◆ WHAT YOU WILL DO ◆
Copy out the records in full, word for word, without pictures.

* * * * *

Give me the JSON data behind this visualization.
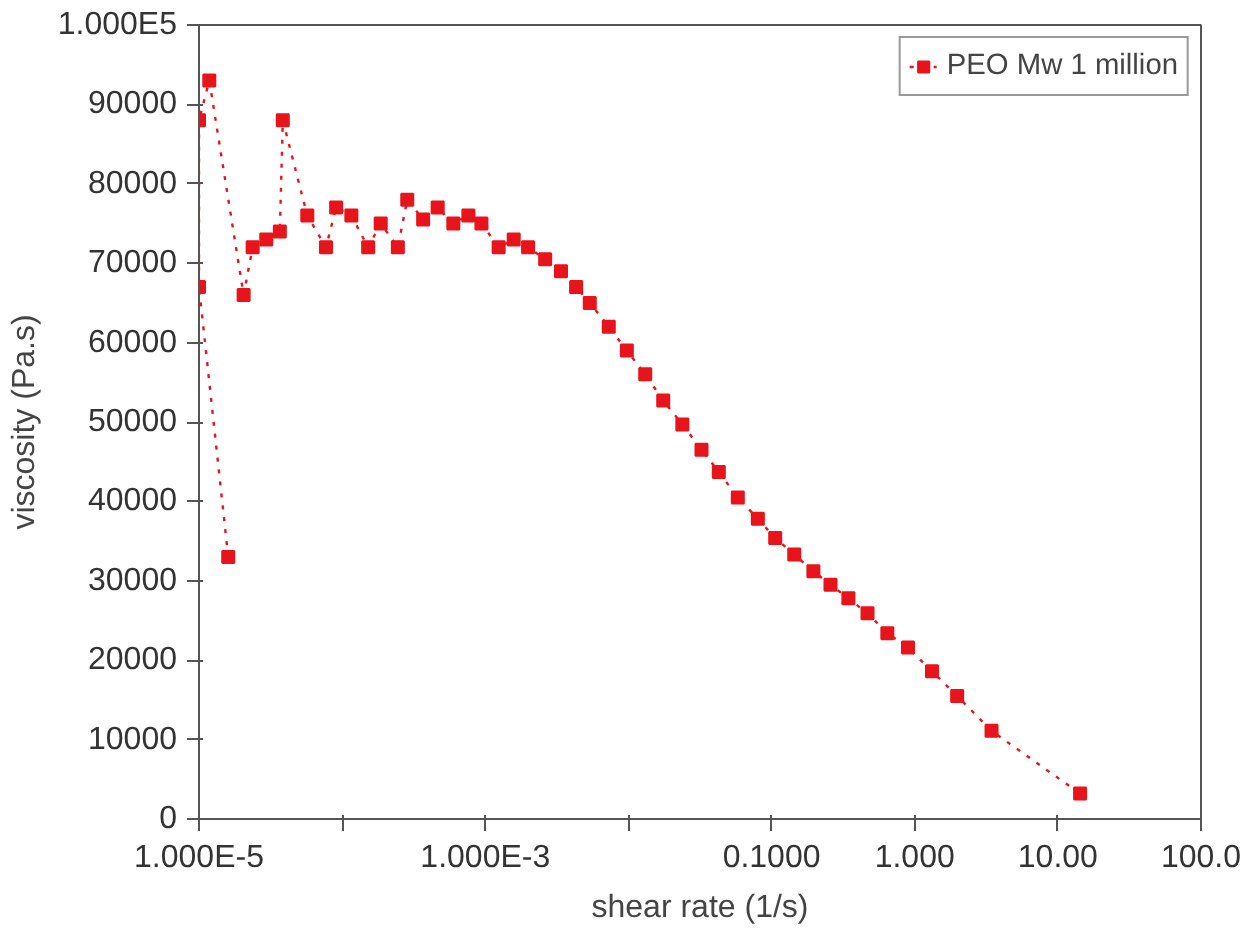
{
  "chart_data": {
    "type": "line",
    "xlabel": "shear rate (1/s)",
    "ylabel": "viscosity (Pa.s)",
    "log": "x",
    "grid": false,
    "legend": "top right",
    "marker": "square",
    "line_style": "dotted",
    "xlim": [
      1e-05,
      100
    ],
    "ylim": [
      0,
      100000
    ],
    "xticks": [
      {
        "value": 1e-05,
        "label": "1.000E-5"
      },
      {
        "value": 0.0001,
        "label": null
      },
      {
        "value": 0.001,
        "label": "1.000E-3"
      },
      {
        "value": 0.01,
        "label": null
      },
      {
        "value": 0.1,
        "label": "0.1000"
      },
      {
        "value": 1,
        "label": "1.000"
      },
      {
        "value": 10,
        "label": "10.00"
      },
      {
        "value": 100,
        "label": "100.0"
      }
    ],
    "yticks": [
      0,
      10000,
      20000,
      30000,
      40000,
      50000,
      60000,
      70000,
      80000,
      90000,
      {
        "value": 100000,
        "label": "1.000E5"
      }
    ],
    "series": [
      {
        "name": "PEO Mw 1 million",
        "color": "#e8141c",
        "x": [
          1.6e-05,
          1e-05,
          1e-05,
          1.18e-05,
          2.05e-05,
          2.37e-05,
          2.95e-05,
          3.67e-05,
          3.85e-05,
          5.71e-05,
          7.71e-05,
          9.08e-05,
          0.000116,
          0.000152,
          0.000186,
          0.000245,
          0.000285,
          0.000368,
          0.000465,
          0.000598,
          0.000762,
          0.00094,
          0.00124,
          0.00158,
          0.00199,
          0.00262,
          0.00338,
          0.00431,
          0.00537,
          0.00729,
          0.00975,
          0.0131,
          0.0175,
          0.0238,
          0.0324,
          0.0428,
          0.0581,
          0.0802,
          0.106,
          0.144,
          0.196,
          0.258,
          0.344,
          0.468,
          0.644,
          0.897,
          1.32,
          1.98,
          3.44,
          14.3
        ],
        "values": [
          33000,
          67000,
          88000,
          93000,
          66000,
          72000,
          73000,
          74000,
          88000,
          76000,
          72000,
          77000,
          76000,
          72000,
          75000,
          72000,
          78000,
          75500,
          77000,
          75000,
          76000,
          75000,
          72000,
          73000,
          72000,
          70500,
          69000,
          67000,
          65000,
          62000,
          59000,
          56000,
          52700,
          49700,
          46500,
          43700,
          40500,
          37800,
          35400,
          33300,
          31200,
          29500,
          27800,
          25900,
          23400,
          21600,
          18600,
          15500,
          11100,
          3200
        ]
      }
    ]
  }
}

* * * * *

◆ COMPLETE ANSWER ◆
Give me the JSON data behind this visualization.
{
  "chart_data": {
    "type": "line",
    "xlabel": "shear rate (1/s)",
    "ylabel": "viscosity (Pa.s)",
    "log": "x",
    "grid": false,
    "legend": "top right",
    "marker": "square",
    "line_style": "dotted",
    "xlim": [
      1e-05,
      100
    ],
    "ylim": [
      0,
      100000
    ],
    "xticks": [
      {
        "value": 1e-05,
        "label": "1.000E-5"
      },
      {
        "value": 0.0001,
        "label": null
      },
      {
        "value": 0.001,
        "label": "1.000E-3"
      },
      {
        "value": 0.01,
        "label": null
      },
      {
        "value": 0.1,
        "label": "0.1000"
      },
      {
        "value": 1,
        "label": "1.000"
      },
      {
        "value": 10,
        "label": "10.00"
      },
      {
        "value": 100,
        "label": "100.0"
      }
    ],
    "yticks": [
      0,
      10000,
      20000,
      30000,
      40000,
      50000,
      60000,
      70000,
      80000,
      90000,
      {
        "value": 100000,
        "label": "1.000E5"
      }
    ],
    "series": [
      {
        "name": "PEO Mw 1 million",
        "color": "#e8141c",
        "x": [
          1.6e-05,
          1e-05,
          1e-05,
          1.18e-05,
          2.05e-05,
          2.37e-05,
          2.95e-05,
          3.67e-05,
          3.85e-05,
          5.71e-05,
          7.71e-05,
          9.08e-05,
          0.000116,
          0.000152,
          0.000186,
          0.000245,
          0.000285,
          0.000368,
          0.000465,
          0.000598,
          0.000762,
          0.00094,
          0.00124,
          0.00158,
          0.00199,
          0.00262,
          0.00338,
          0.00431,
          0.00537,
          0.00729,
          0.00975,
          0.0131,
          0.0175,
          0.0238,
          0.0324,
          0.0428,
          0.0581,
          0.0802,
          0.106,
          0.144,
          0.196,
          0.258,
          0.344,
          0.468,
          0.644,
          0.897,
          1.32,
          1.98,
          3.44,
          14.3
        ],
        "values": [
          33000,
          67000,
          88000,
          93000,
          66000,
          72000,
          73000,
          74000,
          88000,
          76000,
          72000,
          77000,
          76000,
          72000,
          75000,
          72000,
          78000,
          75500,
          77000,
          75000,
          76000,
          75000,
          72000,
          73000,
          72000,
          70500,
          69000,
          67000,
          65000,
          62000,
          59000,
          56000,
          52700,
          49700,
          46500,
          43700,
          40500,
          37800,
          35400,
          33300,
          31200,
          29500,
          27800,
          25900,
          23400,
          21600,
          18600,
          15500,
          11100,
          3200
        ]
      }
    ]
  }
}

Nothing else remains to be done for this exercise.